▶ EXERCISE REQUIREMENTS: Gather all lines containing the string "base" and copy them out.

● ● ● ●

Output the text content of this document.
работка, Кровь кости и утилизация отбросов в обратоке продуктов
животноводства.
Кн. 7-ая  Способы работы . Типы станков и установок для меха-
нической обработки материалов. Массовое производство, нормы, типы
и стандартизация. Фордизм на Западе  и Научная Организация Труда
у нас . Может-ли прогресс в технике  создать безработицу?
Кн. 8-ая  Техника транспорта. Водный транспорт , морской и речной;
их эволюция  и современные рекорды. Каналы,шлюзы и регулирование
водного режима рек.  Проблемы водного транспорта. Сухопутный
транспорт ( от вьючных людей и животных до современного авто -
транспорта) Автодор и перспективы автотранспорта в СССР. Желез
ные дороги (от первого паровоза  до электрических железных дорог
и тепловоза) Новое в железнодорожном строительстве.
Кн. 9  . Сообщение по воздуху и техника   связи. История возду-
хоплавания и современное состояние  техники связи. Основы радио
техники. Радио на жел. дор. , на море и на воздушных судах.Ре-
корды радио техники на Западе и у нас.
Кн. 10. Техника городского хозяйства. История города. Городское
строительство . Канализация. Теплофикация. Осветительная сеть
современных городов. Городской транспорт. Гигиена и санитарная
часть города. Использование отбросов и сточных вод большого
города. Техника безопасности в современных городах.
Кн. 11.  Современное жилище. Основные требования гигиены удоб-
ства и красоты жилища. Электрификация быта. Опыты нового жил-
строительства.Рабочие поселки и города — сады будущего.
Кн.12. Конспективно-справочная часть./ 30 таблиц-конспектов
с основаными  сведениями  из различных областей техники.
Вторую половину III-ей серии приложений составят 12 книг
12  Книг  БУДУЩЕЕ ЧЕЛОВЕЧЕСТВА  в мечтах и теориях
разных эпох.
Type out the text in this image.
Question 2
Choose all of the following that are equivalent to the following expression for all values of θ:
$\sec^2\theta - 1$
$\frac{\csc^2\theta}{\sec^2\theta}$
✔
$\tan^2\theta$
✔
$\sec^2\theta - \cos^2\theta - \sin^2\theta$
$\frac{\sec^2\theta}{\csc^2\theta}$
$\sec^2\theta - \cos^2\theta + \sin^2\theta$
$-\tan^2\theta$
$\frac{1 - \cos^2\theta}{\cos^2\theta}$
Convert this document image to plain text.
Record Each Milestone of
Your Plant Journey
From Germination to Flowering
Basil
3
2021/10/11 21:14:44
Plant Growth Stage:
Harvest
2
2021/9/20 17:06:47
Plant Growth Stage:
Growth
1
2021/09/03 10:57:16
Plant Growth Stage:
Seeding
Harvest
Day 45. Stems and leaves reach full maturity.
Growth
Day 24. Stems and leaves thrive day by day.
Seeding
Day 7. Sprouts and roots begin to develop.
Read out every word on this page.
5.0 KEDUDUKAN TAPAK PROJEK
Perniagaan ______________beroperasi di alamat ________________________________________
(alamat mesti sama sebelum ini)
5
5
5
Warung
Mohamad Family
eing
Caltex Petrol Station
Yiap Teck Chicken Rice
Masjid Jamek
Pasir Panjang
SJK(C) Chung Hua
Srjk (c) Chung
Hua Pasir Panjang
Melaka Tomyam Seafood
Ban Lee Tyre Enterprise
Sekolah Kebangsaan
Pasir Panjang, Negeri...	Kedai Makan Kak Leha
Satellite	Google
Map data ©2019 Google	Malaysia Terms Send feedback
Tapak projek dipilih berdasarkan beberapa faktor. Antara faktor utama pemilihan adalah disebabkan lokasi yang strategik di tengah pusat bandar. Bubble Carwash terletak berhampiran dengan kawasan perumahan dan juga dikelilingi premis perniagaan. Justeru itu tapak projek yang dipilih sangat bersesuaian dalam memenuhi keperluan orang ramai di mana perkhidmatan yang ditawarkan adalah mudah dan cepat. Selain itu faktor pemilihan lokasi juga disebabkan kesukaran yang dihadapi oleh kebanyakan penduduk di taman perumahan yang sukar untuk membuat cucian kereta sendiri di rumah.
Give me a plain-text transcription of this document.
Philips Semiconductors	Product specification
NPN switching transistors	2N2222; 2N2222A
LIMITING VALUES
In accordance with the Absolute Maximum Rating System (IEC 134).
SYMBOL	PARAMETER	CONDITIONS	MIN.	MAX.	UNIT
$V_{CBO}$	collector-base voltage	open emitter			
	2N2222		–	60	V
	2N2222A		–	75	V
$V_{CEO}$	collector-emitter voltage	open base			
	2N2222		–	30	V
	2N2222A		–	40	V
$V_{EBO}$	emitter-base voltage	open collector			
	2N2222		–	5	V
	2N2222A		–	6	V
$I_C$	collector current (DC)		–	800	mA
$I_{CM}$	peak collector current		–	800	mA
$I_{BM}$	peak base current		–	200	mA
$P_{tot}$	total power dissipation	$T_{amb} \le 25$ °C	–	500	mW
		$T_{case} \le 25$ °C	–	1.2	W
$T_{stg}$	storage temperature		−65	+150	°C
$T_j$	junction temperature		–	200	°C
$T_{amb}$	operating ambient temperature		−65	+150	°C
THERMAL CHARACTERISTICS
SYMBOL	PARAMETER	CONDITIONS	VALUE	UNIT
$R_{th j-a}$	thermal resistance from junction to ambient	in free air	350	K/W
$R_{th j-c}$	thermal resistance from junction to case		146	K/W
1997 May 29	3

● ● ● ●

▶ RESULT BELOW:
$V_{CBO}$	collector-base voltage	open emitter			
$V_{CEO}$	collector-emitter voltage	open base			
$V_{EBO}$	emitter-base voltage	open collector			
$I_{BM}$	peak base current		–	200	mA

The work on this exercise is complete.